'''

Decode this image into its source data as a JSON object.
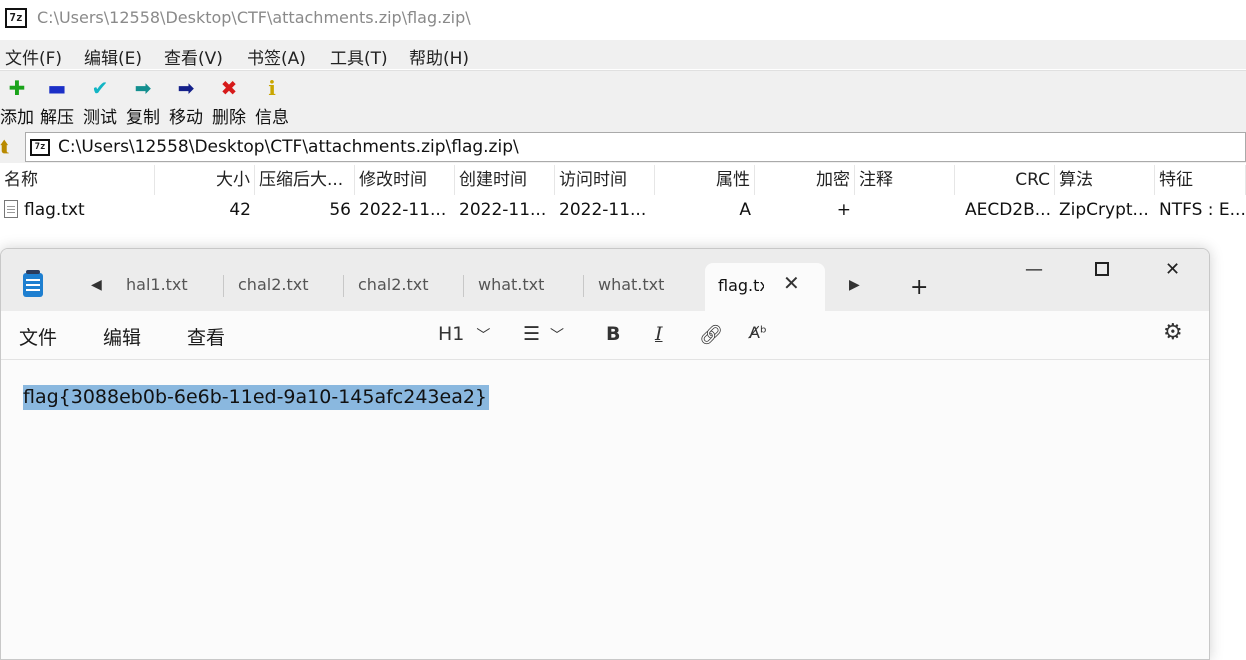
{
  "sevenzip": {
    "title": "C:\\Users\\12558\\Desktop\\CTF\\attachments.zip\\flag.zip\\",
    "logo": "7z",
    "menu": [
      "文件(F)",
      "编辑(E)",
      "查看(V)",
      "书签(A)",
      "工具(T)",
      "帮助(H)"
    ],
    "toolbar": [
      {
        "label": "添加",
        "icon": "add-plus-icon",
        "glyph": "✚",
        "color": "#1aa31a"
      },
      {
        "label": "解压",
        "icon": "extract-minus-icon",
        "glyph": "▬",
        "color": "#1b2fc7"
      },
      {
        "label": "测试",
        "icon": "test-check-icon",
        "glyph": "✔",
        "color": "#12b5c4"
      },
      {
        "label": "复制",
        "icon": "copy-arrow-icon",
        "glyph": "➡",
        "color": "#138f8f"
      },
      {
        "label": "移动",
        "icon": "move-arrow-icon",
        "glyph": "➡",
        "color": "#14208a"
      },
      {
        "label": "删除",
        "icon": "delete-x-icon",
        "glyph": "✖",
        "color": "#d61a1a"
      },
      {
        "label": "信息",
        "icon": "info-icon",
        "glyph": "i",
        "color": "#c9a600"
      }
    ],
    "address": "C:\\Users\\12558\\Desktop\\CTF\\attachments.zip\\flag.zip\\",
    "columns": [
      "名称",
      "大小",
      "压缩后大...",
      "修改时间",
      "创建时间",
      "访问时间",
      "属性",
      "加密",
      "注释",
      "CRC",
      "算法",
      "特征"
    ],
    "rows": [
      {
        "name": "flag.txt",
        "size": "42",
        "packed": "56",
        "modified": "2022-11...",
        "created": "2022-11...",
        "accessed": "2022-11...",
        "attr": "A",
        "encrypted": "+",
        "comment": "",
        "crc": "AECD2B...",
        "method": "ZipCrypt...",
        "characteristics": "NTFS : E..."
      }
    ]
  },
  "notepad": {
    "tabs": [
      "hal1.txt",
      "chal2.txt",
      "chal2.txt",
      "what.txt",
      "what.txt"
    ],
    "active_tab": "flag.txt",
    "menu": [
      "文件",
      "编辑",
      "查看"
    ],
    "format": {
      "heading": "H1",
      "bold": "B",
      "italic": "I"
    },
    "content": "flag{3088eb0b-6e6b-11ed-9a10-145afc243ea2}"
  }
}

'''

Task goal => Write out every line from the entries where "icon" appears.

Task solution =>
        "icon": "add-plus-icon",
        "icon": "extract-minus-icon",
        "icon": "test-check-icon",
        "icon": "copy-arrow-icon",
        "icon": "move-arrow-icon",
        "icon": "delete-x-icon",
        "icon": "info-icon",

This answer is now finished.